• _WRITTEN REQUEST_: Give every entry again, word for word.

• _DATASET CONTENT_:
%%

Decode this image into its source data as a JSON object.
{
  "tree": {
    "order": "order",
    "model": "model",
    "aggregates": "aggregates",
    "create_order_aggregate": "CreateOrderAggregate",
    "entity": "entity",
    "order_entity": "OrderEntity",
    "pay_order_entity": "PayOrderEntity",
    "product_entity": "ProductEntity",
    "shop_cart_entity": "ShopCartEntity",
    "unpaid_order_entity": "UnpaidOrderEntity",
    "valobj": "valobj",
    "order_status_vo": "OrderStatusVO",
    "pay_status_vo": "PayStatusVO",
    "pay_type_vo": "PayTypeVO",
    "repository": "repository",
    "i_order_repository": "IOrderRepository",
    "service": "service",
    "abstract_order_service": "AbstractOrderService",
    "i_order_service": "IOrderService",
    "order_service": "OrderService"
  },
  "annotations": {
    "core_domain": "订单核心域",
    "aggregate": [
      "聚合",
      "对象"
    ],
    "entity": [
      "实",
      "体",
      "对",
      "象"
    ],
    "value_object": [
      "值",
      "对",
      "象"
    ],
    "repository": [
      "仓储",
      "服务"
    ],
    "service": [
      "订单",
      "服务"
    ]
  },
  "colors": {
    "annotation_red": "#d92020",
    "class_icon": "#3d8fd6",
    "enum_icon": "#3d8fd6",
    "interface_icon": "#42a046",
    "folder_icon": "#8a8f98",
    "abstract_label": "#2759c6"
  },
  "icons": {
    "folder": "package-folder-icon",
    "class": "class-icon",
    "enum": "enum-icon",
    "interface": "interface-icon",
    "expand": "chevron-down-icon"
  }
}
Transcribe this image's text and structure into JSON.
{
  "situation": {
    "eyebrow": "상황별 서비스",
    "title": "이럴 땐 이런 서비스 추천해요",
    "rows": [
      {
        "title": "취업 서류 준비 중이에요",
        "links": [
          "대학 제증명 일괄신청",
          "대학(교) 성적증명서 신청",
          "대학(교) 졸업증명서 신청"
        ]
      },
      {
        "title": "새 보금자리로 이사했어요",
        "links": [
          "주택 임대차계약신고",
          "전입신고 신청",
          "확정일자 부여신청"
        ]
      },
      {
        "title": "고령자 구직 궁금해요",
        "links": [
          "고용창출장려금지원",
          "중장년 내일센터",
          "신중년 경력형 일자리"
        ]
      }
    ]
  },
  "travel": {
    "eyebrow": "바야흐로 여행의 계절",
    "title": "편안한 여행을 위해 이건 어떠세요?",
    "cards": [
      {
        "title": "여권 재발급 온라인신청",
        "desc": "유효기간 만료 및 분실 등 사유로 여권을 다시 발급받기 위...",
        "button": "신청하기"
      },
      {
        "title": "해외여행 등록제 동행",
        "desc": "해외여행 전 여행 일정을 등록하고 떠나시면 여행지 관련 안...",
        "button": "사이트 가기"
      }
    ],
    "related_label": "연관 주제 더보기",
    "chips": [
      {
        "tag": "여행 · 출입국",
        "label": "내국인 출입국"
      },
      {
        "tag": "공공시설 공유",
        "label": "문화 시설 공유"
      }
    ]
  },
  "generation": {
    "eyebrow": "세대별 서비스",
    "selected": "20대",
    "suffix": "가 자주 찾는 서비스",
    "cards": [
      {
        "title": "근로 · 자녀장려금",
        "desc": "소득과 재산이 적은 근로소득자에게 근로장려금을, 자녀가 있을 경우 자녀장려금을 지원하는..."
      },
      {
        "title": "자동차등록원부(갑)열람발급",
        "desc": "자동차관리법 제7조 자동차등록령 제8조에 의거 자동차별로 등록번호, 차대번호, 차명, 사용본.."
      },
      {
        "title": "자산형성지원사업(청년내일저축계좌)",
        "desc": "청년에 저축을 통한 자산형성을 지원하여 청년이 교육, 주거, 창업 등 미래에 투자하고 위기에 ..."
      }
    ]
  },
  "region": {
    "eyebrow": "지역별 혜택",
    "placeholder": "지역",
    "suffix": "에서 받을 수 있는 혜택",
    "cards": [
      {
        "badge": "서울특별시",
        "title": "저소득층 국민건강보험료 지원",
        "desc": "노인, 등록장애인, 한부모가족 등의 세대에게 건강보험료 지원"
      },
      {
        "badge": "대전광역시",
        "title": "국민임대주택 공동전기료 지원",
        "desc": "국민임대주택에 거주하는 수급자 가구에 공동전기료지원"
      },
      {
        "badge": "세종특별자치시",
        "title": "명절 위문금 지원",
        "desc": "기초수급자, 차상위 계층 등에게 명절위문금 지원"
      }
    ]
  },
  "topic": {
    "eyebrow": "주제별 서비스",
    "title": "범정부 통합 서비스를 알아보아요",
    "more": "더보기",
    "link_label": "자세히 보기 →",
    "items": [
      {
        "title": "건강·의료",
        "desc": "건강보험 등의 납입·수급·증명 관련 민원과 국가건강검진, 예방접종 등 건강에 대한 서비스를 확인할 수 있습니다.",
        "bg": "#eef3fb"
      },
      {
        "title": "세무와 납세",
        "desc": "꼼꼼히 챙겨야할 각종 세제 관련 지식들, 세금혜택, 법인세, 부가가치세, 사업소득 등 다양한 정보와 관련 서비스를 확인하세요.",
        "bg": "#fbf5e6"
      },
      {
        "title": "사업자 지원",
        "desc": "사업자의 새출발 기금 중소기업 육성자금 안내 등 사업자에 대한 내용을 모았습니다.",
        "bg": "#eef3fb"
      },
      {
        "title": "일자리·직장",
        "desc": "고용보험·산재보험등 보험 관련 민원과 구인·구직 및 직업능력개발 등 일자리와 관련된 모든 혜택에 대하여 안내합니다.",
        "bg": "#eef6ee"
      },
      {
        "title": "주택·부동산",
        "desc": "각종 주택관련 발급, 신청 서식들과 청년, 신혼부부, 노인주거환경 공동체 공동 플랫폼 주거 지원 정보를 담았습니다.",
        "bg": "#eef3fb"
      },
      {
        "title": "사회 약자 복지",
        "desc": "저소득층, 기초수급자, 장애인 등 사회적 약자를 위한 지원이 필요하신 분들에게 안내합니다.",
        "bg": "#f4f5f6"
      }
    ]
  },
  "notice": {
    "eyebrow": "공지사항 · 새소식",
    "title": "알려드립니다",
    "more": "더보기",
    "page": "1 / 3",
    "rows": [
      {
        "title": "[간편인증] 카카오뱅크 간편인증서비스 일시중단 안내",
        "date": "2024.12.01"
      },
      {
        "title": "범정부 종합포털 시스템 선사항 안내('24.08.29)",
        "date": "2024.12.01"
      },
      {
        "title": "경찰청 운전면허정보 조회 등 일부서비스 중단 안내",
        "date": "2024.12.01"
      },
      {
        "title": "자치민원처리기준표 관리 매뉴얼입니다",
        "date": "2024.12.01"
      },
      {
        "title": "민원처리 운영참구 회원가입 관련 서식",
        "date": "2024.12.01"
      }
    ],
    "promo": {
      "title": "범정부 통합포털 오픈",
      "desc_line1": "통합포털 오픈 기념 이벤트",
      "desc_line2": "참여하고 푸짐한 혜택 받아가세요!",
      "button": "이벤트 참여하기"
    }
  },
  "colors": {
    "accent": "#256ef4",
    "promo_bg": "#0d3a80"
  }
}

%%

• _ANSWER TO THE TASK_:
Decode this image into its source data as a JSON object.
{
  "tree": {
    "order": "order",
    "model": "model",
    "aggregates": "aggregates",
    "create_order_aggregate": "CreateOrderAggregate",
    "entity": "entity",
    "order_entity": "OrderEntity",
    "pay_order_entity": "PayOrderEntity",
    "product_entity": "ProductEntity",
    "shop_cart_entity": "ShopCartEntity",
    "unpaid_order_entity": "UnpaidOrderEntity",
    "valobj": "valobj",
    "order_status_vo": "OrderStatusVO",
    "pay_status_vo": "PayStatusVO",
    "pay_type_vo": "PayTypeVO",
    "repository": "repository",
    "i_order_repository": "IOrderRepository",
    "service": "service",
    "abstract_order_service": "AbstractOrderService",
    "i_order_service": "IOrderService",
    "order_service": "OrderService"
  },
  "annotations": {
    "core_domain": "订单核心域",
    "aggregate": [
      "聚合",
      "对象"
    ],
    "entity": [
      "实",
      "体",
      "对",
      "象"
    ],
    "value_object": [
      "值",
      "对",
      "象"
    ],
    "repository": [
      "仓储",
      "服务"
    ],
    "service": [
      "订单",
      "服务"
    ]
  },
  "colors": {
    "annotation_red": "#d92020",
    "class_icon": "#3d8fd6",
    "enum_icon": "#3d8fd6",
    "interface_icon": "#42a046",
    "folder_icon": "#8a8f98",
    "abstract_label": "#2759c6"
  },
  "icons": {
    "folder": "package-folder-icon",
    "class": "class-icon",
    "enum": "enum-icon",
    "interface": "interface-icon",
    "expand": "chevron-down-icon"
  }
}
Transcribe this image's text and structure into JSON.
{
  "situation": {
    "eyebrow": "상황별 서비스",
    "title": "이럴 땐 이런 서비스 추천해요",
    "rows": [
      {
        "title": "취업 서류 준비 중이에요",
        "links": [
          "대학 제증명 일괄신청",
          "대학(교) 성적증명서 신청",
          "대학(교) 졸업증명서 신청"
        ]
      },
      {
        "title": "새 보금자리로 이사했어요",
        "links": [
          "주택 임대차계약신고",
          "전입신고 신청",
          "확정일자 부여신청"
        ]
      },
      {
        "title": "고령자 구직 궁금해요",
        "links": [
          "고용창출장려금지원",
          "중장년 내일센터",
          "신중년 경력형 일자리"
        ]
      }
    ]
  },
  "travel": {
    "eyebrow": "바야흐로 여행의 계절",
    "title": "편안한 여행을 위해 이건 어떠세요?",
    "cards": [
      {
        "title": "여권 재발급 온라인신청",
        "desc": "유효기간 만료 및 분실 등 사유로 여권을 다시 발급받기 위...",
        "button": "신청하기"
      },
      {
        "title": "해외여행 등록제 동행",
        "desc": "해외여행 전 여행 일정을 등록하고 떠나시면 여행지 관련 안...",
        "button": "사이트 가기"
      }
    ],
    "related_label": "연관 주제 더보기",
    "chips": [
      {
        "tag": "여행 · 출입국",
        "label": "내국인 출입국"
      },
      {
        "tag": "공공시설 공유",
        "label": "문화 시설 공유"
      }
    ]
  },
  "generation": {
    "eyebrow": "세대별 서비스",
    "selected": "20대",
    "suffix": "가 자주 찾는 서비스",
    "cards": [
      {
        "title": "근로 · 자녀장려금",
        "desc": "소득과 재산이 적은 근로소득자에게 근로장려금을, 자녀가 있을 경우 자녀장려금을 지원하는..."
      },
      {
        "title": "자동차등록원부(갑)열람발급",
        "desc": "자동차관리법 제7조 자동차등록령 제8조에 의거 자동차별로 등록번호, 차대번호, 차명, 사용본.."
      },
      {
        "title": "자산형성지원사업(청년내일저축계좌)",
        "desc": "청년에 저축을 통한 자산형성을 지원하여 청년이 교육, 주거, 창업 등 미래에 투자하고 위기에 ..."
      }
    ]
  },
  "region": {
    "eyebrow": "지역별 혜택",
    "placeholder": "지역",
    "suffix": "에서 받을 수 있는 혜택",
    "cards": [
      {
        "badge": "서울특별시",
        "title": "저소득층 국민건강보험료 지원",
        "desc": "노인, 등록장애인, 한부모가족 등의 세대에게 건강보험료 지원"
      },
      {
        "badge": "대전광역시",
        "title": "국민임대주택 공동전기료 지원",
        "desc": "국민임대주택에 거주하는 수급자 가구에 공동전기료지원"
      },
      {
        "badge": "세종특별자치시",
        "title": "명절 위문금 지원",
        "desc": "기초수급자, 차상위 계층 등에게 명절위문금 지원"
      }
    ]
  },
  "topic": {
    "eyebrow": "주제별 서비스",
    "title": "범정부 통합 서비스를 알아보아요",
    "more": "더보기",
    "link_label": "자세히 보기 →",
    "items": [
      {
        "title": "건강·의료",
        "desc": "건강보험 등의 납입·수급·증명 관련 민원과 국가건강검진, 예방접종 등 건강에 대한 서비스를 확인할 수 있습니다.",
        "bg": "#eef3fb"
      },
      {
        "title": "세무와 납세",
        "desc": "꼼꼼히 챙겨야할 각종 세제 관련 지식들, 세금혜택, 법인세, 부가가치세, 사업소득 등 다양한 정보와 관련 서비스를 확인하세요.",
        "bg": "#fbf5e6"
      },
      {
        "title": "사업자 지원",
        "desc": "사업자의 새출발 기금 중소기업 육성자금 안내 등 사업자에 대한 내용을 모았습니다.",
        "bg": "#eef3fb"
      },
      {
        "title": "일자리·직장",
        "desc": "고용보험·산재보험등 보험 관련 민원과 구인·구직 및 직업능력개발 등 일자리와 관련된 모든 혜택에 대하여 안내합니다.",
        "bg": "#eef6ee"
      },
      {
        "title": "주택·부동산",
        "desc": "각종 주택관련 발급, 신청 서식들과 청년, 신혼부부, 노인주거환경 공동체 공동 플랫폼 주거 지원 정보를 담았습니다.",
        "bg": "#eef3fb"
      },
      {
        "title": "사회 약자 복지",
        "desc": "저소득층, 기초수급자, 장애인 등 사회적 약자를 위한 지원이 필요하신 분들에게 안내합니다.",
        "bg": "#f4f5f6"
      }
    ]
  },
  "notice": {
    "eyebrow": "공지사항 · 새소식",
    "title": "알려드립니다",
    "more": "더보기",
    "page": "1 / 3",
    "rows": [
      {
        "title": "[간편인증] 카카오뱅크 간편인증서비스 일시중단 안내",
        "date": "2024.12.01"
      },
      {
        "title": "범정부 종합포털 시스템 선사항 안내('24.08.29)",
        "date": "2024.12.01"
      },
      {
        "title": "경찰청 운전면허정보 조회 등 일부서비스 중단 안내",
        "date": "2024.12.01"
      },
      {
        "title": "자치민원처리기준표 관리 매뉴얼입니다",
        "date": "2024.12.01"
      },
      {
        "title": "민원처리 운영참구 회원가입 관련 서식",
        "date": "2024.12.01"
      }
    ],
    "promo": {
      "title": "범정부 통합포털 오픈",
      "desc_line1": "통합포털 오픈 기념 이벤트",
      "desc_line2": "참여하고 푸짐한 혜택 받아가세요!",
      "button": "이벤트 참여하기"
    }
  },
  "colors": {
    "accent": "#256ef4",
    "promo_bg": "#0d3a80"
  }
}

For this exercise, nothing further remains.